__WHAT THIS EXERCISE ASKS__
1 - Summarize the passage on Renaissance, the Italian political party, in two sentences.
2 - Carry on the passage about the Renaissance party in Italy from its final sentence.

__PASSAGE GIVEN__
══════════════════════════════

- President: Vittorio Sgarbi
- Founded: 17 January 2017
- Headquarters: Corso Diaz 192, Forlì
- Ideology: Protection of cultural heritage Cultural conservatism
- Political position: Centre-right
- National affiliation: Electoral list: Us Moderates Coalition: Centre-right coalition
- Colours: Azure
- Chamber of Deputies: 0 / 400
- Senate: 0 / 200
- European Parliament: 0 / 76
- Regional Councils: 0 / 896

= Renaissance (Italian political party) =

Renaissance (Rinascimento) is a political party in Italy. Its leader is Vittorio Sgarbi, an Italian art critic, art historian, politician, cultural commentator and television personality. Sgarbi was formerly a member of the Italian Liberal Party, which was elected in Parliament in 1992, and after its dissolution in 1994 joined in Forza Italia, continuing to be MP until 2006.

The party's aim is to increase the investments in culture, which is considered the main resource for Italy.

══════════════════════════════

__INFORMATION GIVEN__
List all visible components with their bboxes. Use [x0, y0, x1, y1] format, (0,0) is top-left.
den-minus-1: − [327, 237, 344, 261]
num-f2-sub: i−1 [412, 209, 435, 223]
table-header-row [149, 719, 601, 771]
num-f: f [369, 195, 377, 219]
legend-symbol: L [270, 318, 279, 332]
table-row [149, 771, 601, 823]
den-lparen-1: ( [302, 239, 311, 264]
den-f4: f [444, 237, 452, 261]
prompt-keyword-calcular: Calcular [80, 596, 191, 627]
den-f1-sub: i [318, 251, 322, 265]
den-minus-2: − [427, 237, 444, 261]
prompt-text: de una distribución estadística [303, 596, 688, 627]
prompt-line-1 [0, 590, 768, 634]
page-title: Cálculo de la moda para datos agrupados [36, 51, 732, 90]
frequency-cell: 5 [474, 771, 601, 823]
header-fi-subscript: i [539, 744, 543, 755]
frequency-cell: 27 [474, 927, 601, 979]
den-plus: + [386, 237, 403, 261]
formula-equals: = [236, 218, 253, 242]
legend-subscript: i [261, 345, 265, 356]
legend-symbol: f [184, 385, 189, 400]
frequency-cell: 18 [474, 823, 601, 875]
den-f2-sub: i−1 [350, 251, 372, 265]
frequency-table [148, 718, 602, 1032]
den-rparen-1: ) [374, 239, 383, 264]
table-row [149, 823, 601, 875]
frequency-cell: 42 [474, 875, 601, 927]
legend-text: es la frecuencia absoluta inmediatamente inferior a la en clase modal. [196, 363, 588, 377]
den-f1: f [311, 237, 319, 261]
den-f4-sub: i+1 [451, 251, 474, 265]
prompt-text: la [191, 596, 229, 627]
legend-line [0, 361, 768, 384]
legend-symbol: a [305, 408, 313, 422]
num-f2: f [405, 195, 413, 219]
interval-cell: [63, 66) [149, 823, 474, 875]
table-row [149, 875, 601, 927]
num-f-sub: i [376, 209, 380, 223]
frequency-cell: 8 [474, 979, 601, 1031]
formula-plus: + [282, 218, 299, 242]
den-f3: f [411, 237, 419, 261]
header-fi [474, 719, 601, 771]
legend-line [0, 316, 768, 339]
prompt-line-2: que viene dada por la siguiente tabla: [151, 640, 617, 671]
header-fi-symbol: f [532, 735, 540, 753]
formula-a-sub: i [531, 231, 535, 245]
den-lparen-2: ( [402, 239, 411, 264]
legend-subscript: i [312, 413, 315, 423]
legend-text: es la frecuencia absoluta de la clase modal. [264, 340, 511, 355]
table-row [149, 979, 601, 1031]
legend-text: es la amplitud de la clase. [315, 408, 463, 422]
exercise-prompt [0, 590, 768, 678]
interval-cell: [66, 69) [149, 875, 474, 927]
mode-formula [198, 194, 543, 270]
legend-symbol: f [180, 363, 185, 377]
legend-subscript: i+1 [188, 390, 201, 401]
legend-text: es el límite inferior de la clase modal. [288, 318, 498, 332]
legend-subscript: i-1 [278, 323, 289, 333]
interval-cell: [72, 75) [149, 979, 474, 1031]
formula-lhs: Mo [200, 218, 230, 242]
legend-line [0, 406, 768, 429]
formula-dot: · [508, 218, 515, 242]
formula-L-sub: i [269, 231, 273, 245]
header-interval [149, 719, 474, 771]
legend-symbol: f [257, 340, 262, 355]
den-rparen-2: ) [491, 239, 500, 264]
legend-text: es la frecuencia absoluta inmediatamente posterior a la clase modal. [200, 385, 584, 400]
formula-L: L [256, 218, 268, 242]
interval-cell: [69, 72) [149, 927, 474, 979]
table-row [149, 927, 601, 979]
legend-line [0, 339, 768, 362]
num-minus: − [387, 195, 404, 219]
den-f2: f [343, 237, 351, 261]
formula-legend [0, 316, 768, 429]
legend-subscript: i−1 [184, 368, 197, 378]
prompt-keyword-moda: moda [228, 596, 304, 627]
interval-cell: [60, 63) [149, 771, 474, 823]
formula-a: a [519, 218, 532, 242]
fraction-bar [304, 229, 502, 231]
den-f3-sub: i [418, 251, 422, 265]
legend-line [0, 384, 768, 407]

══════════════════════════════

__TASK RESPONSES__
1 - Renaissance (Rinascimento) is an Italian political party led by Vittorio Sgarbi, an art critic, art historian, politician, cultural commentator and television personality. Sgarbi was formerly in the Italian Liberal Party and then Forza Italia, remaining an MP until 2006, and the party aims to increase investment in culture, which it considers Italy's main resource.

2 -
==History==
The party was founded by Vittorio Sgarbi on 17 January 2017, but just a year later, on 19 January 2018, he also joined Forza Italia, thus remaining leader of the party. However, the party (in a joint list with Moderates in Revolution) ran its candidates in the 2018 Italian general election in the constituency of Friuli-Venezia Giulia, gaining a few hundred votes (less than 0.1% for both the Chamber of Deputies and the Senate).

On 23 March 2022 the party merged with the anti-lockdown association of entrepreneurs led by Umberto Carriera and changed its name to I Open Renaissance (Io Apro Rinascimento).

In the 2022 election, Sgarbi ran in the single-member district of Bologna, losing against the centre-left candidate, Pier Ferdinando Casini. However, the centre-right coalition won the election and Sgarbi was appointed undersecretary to the Ministry of Culture.

Its Valdostan wing The Valdostan Renaissance became a regional party.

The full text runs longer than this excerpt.